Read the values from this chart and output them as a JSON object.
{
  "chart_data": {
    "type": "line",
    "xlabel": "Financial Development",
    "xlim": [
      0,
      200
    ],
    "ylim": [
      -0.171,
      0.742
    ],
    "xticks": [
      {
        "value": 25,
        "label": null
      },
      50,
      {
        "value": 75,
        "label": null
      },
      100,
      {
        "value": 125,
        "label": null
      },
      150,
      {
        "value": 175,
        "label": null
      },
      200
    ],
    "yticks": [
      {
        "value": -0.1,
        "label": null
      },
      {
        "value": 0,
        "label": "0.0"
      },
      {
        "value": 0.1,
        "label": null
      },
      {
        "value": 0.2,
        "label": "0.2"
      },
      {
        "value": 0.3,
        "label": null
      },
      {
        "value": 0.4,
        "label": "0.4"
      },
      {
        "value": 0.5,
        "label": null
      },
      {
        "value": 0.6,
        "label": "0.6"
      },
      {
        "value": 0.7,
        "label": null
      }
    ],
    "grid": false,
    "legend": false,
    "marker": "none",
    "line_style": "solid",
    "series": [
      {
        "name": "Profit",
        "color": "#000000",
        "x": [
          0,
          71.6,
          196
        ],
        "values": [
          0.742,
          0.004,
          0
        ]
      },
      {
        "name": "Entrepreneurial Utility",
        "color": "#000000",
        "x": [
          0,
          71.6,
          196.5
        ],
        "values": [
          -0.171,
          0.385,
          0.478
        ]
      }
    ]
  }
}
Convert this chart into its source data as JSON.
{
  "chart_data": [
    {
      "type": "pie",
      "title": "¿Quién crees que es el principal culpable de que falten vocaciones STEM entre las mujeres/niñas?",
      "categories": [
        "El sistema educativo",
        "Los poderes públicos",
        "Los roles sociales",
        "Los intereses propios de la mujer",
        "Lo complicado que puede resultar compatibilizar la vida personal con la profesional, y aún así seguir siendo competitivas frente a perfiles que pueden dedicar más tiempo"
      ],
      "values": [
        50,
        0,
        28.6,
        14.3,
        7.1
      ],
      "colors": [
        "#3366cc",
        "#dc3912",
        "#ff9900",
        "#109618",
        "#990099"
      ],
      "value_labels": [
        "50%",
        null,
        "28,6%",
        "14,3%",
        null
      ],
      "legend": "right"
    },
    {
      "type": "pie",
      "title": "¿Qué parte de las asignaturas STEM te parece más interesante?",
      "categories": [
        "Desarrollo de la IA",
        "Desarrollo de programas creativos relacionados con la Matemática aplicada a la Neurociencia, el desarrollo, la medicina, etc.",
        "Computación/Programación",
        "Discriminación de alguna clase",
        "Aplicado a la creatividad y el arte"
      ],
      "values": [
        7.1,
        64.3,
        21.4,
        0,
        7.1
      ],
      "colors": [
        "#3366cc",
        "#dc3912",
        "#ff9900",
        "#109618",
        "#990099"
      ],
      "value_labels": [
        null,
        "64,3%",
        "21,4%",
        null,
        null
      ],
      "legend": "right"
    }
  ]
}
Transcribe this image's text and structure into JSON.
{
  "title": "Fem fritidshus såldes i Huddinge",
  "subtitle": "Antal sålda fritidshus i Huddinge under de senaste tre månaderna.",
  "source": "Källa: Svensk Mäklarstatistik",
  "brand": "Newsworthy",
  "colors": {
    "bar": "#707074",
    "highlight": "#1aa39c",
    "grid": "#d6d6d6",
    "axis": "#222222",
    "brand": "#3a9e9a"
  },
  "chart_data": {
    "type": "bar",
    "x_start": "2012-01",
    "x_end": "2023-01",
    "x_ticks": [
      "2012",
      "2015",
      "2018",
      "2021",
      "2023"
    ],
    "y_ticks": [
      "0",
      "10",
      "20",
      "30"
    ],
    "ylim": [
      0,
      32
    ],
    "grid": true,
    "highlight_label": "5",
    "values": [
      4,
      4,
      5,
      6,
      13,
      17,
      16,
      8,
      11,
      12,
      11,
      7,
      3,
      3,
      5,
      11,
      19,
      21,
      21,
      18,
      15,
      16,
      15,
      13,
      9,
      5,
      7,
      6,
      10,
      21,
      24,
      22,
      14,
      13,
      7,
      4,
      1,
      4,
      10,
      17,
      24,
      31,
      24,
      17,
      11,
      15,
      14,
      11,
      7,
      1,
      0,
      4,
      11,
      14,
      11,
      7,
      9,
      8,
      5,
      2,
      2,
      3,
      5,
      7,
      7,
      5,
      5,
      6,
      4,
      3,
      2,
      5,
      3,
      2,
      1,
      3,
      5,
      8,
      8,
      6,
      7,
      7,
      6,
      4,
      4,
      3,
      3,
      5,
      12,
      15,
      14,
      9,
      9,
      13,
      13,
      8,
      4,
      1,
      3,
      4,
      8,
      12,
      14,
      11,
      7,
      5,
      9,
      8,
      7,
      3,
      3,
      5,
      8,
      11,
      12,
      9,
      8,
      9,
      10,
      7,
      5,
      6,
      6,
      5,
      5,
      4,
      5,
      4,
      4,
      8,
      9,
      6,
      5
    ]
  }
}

WHAT TO WORK ON:
Look through the records and gather each line with the word "source".

CORRECT RESULT:
Convert this chart into its source data as JSON.
  "source": "Källa: Svensk Mäklarstatistik",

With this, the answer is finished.